Source data:
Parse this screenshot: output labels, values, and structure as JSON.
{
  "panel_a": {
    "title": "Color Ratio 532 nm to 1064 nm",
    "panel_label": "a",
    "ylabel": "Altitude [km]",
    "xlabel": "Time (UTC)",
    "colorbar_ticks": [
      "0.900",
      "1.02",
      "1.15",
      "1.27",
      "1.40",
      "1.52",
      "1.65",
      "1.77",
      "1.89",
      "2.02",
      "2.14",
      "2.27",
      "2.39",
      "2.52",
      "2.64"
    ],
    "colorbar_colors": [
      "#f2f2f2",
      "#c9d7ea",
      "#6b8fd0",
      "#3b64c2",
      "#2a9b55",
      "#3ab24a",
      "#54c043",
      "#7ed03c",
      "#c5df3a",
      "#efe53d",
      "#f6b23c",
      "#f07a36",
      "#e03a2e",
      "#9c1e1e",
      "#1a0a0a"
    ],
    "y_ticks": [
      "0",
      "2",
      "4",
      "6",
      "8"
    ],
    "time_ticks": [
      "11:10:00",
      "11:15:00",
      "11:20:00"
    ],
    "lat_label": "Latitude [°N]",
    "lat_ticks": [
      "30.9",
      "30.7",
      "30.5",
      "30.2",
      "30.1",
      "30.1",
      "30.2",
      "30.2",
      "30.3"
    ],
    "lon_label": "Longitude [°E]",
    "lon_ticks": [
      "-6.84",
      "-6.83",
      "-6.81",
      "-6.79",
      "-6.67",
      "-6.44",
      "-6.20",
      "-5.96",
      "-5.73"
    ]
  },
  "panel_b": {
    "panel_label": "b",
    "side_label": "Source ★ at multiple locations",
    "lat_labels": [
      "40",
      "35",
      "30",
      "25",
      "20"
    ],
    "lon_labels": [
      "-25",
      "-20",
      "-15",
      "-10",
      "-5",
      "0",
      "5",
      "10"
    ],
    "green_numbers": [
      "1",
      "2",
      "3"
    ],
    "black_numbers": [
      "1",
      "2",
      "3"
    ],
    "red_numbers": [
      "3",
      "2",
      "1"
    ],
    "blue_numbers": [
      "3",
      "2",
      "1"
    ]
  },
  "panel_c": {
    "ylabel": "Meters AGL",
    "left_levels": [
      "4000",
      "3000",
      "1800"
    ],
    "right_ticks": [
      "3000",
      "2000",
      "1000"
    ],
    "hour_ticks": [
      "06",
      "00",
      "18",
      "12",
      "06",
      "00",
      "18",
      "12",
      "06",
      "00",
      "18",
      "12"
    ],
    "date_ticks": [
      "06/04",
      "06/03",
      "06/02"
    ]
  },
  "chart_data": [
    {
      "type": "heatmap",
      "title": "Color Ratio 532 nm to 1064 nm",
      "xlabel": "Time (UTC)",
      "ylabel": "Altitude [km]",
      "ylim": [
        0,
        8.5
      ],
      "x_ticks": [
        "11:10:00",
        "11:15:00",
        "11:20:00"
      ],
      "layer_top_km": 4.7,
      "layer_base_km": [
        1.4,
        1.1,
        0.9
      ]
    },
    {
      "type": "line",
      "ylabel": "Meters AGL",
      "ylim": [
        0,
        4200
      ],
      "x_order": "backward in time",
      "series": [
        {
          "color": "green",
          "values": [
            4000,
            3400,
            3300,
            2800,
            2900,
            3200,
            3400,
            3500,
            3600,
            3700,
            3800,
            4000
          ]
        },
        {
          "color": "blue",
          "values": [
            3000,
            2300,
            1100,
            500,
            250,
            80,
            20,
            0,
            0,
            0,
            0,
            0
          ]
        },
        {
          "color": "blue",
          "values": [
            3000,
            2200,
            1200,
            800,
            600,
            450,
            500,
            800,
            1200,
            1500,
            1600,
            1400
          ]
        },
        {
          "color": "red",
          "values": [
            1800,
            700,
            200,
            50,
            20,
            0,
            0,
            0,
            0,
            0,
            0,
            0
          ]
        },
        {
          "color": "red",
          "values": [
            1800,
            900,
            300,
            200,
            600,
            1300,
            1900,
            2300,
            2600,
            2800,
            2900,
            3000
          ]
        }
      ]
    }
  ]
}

What is asked: Your task is to list each line of the records with the word "Meters".

Finished answer:
    "ylabel": "Meters AGL",
      "ylabel": "Meters AGL",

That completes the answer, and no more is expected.